AIM OF THE TASK: Which lines contain the word "name"? Return each of them as written.

== RECORDS SUPPLIED

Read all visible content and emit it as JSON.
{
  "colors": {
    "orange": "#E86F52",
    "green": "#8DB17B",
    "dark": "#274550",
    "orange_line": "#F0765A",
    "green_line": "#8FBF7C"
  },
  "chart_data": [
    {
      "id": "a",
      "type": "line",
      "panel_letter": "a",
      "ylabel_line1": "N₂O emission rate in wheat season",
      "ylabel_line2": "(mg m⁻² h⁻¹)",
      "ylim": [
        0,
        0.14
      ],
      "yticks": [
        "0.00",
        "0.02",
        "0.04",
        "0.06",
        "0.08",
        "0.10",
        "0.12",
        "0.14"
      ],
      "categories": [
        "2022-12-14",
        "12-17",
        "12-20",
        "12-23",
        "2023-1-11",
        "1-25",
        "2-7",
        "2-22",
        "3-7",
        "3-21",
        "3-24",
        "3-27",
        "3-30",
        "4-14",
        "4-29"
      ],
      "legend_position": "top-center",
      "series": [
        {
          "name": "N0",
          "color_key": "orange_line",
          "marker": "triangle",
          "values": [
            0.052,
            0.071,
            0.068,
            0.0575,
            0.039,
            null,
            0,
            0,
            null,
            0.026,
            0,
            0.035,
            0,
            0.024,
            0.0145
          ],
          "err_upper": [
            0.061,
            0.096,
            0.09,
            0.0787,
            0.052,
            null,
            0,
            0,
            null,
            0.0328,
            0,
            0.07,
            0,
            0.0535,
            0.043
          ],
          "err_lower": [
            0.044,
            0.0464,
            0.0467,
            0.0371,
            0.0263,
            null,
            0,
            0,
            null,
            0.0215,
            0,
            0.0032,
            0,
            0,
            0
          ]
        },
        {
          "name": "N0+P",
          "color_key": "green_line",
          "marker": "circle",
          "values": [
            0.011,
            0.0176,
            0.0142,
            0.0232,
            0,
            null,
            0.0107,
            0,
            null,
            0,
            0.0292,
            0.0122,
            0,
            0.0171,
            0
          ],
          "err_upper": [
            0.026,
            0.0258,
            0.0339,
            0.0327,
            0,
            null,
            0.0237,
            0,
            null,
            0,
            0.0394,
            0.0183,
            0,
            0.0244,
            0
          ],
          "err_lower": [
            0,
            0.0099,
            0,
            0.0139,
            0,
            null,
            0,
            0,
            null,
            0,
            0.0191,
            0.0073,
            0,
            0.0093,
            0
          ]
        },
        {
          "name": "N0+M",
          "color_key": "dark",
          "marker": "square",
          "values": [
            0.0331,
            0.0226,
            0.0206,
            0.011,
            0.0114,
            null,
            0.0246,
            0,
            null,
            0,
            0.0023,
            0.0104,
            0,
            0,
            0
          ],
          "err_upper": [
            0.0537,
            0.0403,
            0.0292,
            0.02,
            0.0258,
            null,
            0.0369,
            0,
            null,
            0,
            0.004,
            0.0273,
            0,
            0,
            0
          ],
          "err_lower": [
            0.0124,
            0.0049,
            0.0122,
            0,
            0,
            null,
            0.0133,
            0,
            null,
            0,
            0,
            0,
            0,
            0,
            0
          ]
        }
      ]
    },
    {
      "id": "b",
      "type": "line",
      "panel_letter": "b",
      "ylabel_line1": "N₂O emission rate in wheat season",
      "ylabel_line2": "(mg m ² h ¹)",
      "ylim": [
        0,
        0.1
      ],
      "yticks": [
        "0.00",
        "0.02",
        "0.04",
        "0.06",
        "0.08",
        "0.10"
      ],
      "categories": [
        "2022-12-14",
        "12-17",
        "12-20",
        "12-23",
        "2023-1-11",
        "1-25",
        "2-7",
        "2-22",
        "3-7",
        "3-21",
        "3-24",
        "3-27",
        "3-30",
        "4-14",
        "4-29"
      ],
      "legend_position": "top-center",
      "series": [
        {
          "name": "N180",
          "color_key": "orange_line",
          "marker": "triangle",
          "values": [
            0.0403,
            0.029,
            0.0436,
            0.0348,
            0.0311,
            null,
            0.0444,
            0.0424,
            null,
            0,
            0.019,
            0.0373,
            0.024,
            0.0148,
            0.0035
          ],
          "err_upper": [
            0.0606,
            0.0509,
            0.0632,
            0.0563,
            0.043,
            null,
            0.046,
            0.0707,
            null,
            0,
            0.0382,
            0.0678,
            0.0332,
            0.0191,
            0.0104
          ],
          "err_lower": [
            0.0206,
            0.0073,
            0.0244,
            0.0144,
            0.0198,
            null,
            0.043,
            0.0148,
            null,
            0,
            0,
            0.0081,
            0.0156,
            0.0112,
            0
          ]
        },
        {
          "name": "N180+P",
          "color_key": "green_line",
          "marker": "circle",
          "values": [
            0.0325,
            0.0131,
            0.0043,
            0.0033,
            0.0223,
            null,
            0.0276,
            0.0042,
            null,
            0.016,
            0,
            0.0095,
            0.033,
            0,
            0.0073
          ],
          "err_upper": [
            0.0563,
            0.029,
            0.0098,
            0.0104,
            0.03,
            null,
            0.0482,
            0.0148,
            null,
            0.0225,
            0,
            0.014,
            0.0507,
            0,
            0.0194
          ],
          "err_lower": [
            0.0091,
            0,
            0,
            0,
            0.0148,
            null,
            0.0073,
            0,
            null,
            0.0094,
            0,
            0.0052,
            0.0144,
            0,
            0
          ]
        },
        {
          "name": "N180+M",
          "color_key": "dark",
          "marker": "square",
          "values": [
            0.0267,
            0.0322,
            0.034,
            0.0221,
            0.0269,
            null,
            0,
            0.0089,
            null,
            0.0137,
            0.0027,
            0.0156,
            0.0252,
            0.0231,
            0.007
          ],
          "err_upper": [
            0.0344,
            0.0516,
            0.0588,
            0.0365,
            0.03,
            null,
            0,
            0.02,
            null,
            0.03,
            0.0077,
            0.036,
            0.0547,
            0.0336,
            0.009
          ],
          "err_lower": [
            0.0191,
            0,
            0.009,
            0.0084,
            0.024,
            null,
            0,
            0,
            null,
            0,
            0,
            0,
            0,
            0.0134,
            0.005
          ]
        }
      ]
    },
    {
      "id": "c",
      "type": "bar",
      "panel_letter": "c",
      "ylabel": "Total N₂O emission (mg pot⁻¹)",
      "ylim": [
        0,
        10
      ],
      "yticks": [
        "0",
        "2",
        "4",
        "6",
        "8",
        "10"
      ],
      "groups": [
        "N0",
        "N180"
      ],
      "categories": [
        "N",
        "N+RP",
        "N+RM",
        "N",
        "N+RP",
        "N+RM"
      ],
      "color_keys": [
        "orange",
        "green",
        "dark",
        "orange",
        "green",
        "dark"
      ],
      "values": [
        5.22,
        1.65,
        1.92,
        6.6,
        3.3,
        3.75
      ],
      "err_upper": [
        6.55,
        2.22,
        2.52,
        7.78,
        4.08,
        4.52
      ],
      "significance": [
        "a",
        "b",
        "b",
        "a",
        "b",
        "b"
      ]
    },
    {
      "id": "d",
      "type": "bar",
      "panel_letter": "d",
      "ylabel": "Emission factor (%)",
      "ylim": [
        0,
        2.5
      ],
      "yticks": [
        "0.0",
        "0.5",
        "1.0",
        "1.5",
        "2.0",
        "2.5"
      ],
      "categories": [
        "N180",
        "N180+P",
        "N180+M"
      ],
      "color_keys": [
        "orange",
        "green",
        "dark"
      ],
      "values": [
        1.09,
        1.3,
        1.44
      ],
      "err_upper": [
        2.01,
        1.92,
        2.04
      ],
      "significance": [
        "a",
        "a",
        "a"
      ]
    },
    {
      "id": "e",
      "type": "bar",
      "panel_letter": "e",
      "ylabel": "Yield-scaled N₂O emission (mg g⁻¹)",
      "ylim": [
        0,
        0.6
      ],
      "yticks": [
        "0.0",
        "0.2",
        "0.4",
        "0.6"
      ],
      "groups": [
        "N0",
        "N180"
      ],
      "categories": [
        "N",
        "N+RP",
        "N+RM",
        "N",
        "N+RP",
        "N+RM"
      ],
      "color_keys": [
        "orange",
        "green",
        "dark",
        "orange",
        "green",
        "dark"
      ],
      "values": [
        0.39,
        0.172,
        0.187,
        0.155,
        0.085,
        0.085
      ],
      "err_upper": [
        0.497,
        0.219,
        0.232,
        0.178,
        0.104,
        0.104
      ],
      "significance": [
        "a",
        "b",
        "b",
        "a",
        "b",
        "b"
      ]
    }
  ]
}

====

EXERCISE RESPONSE:
          "name": "N0",
          "name": "N0+P",
          "name": "N0+M",
          "name": "N180",
          "name": "N180+P",
          "name": "N180+M",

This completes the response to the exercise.